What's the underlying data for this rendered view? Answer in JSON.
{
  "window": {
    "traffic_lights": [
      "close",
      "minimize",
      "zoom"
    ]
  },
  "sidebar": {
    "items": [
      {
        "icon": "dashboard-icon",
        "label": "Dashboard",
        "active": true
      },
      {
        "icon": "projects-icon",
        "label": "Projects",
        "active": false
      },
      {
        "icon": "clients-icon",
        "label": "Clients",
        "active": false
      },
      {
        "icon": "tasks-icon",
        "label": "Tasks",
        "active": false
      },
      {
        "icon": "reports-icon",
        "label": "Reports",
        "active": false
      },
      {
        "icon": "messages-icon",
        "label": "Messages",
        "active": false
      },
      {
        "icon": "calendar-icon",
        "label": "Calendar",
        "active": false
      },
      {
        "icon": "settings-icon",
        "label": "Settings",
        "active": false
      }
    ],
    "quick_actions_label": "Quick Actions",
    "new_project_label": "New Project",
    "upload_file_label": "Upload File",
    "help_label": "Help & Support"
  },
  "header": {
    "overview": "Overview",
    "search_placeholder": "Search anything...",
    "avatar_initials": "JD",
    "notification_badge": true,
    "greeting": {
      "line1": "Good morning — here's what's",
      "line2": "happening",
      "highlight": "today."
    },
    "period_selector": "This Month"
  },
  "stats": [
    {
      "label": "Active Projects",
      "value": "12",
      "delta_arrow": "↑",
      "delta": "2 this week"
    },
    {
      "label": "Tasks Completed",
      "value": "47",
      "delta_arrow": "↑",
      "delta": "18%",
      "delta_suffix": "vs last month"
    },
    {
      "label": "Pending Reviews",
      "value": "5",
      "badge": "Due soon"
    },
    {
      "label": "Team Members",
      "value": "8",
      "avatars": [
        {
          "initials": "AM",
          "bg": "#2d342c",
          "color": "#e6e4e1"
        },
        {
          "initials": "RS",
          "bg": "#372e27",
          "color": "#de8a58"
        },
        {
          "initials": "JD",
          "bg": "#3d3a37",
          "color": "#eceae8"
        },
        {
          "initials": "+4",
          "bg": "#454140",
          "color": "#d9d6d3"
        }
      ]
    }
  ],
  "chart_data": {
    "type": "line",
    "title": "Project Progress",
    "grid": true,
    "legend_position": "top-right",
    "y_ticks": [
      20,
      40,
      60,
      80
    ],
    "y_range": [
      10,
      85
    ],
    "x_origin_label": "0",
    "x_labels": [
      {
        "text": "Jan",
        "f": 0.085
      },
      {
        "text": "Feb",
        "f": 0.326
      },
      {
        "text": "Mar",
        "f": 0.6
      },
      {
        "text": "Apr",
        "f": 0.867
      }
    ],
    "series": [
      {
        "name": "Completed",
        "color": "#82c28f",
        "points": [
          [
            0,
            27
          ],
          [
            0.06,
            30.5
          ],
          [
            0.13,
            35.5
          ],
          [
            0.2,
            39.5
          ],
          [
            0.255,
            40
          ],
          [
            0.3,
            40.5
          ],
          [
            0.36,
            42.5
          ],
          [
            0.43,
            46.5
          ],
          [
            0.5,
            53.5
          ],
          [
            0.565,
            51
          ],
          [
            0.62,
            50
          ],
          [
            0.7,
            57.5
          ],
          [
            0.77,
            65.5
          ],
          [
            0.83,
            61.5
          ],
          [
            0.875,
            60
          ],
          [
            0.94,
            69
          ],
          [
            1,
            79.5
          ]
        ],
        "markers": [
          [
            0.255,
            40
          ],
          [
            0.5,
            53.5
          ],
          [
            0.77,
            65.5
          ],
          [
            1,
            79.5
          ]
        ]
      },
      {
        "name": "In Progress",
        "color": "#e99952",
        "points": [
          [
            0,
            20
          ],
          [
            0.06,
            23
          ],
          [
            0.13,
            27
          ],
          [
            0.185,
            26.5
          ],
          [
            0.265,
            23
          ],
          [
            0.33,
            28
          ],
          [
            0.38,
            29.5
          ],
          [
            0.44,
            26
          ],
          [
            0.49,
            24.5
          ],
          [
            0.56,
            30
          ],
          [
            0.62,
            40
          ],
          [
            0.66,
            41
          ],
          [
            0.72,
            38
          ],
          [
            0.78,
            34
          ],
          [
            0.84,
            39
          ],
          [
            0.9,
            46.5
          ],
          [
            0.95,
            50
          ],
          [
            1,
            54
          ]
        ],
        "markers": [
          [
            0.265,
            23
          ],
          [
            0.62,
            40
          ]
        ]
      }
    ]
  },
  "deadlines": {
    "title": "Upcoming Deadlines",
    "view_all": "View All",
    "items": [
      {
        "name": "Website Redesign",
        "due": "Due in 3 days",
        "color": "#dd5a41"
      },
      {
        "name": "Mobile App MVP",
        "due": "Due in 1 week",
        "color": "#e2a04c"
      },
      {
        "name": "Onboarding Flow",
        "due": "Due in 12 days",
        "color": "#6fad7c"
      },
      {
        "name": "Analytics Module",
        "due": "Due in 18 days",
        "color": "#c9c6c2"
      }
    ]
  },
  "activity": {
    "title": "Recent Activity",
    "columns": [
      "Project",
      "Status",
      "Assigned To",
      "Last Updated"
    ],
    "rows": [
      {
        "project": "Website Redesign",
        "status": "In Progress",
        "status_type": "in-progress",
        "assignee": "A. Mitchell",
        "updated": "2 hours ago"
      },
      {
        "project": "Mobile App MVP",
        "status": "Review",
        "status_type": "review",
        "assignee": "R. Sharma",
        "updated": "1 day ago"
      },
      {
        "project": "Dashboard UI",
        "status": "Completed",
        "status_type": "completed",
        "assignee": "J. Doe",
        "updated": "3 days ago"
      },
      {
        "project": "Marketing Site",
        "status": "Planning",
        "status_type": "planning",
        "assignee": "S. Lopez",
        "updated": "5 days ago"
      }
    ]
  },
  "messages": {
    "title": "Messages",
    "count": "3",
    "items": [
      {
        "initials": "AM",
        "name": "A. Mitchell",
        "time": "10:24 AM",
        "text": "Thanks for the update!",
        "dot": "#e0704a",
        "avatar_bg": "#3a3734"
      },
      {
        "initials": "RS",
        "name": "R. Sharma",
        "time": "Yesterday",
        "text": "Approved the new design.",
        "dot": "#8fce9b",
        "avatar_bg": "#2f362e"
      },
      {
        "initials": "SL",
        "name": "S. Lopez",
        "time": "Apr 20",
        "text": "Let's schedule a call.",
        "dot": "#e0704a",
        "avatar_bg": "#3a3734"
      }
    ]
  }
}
━━━━━━
What this task involves: Scan the material for lines with the word "text", and copy each line you find.

Written answer:
        "text": "Jan",
        "text": "Feb",
        "text": "Mar",
        "text": "Apr",
        "text": "Thanks for the update!",
        "text": "Approved the new design.",
        "text": "Let's schedule a call.",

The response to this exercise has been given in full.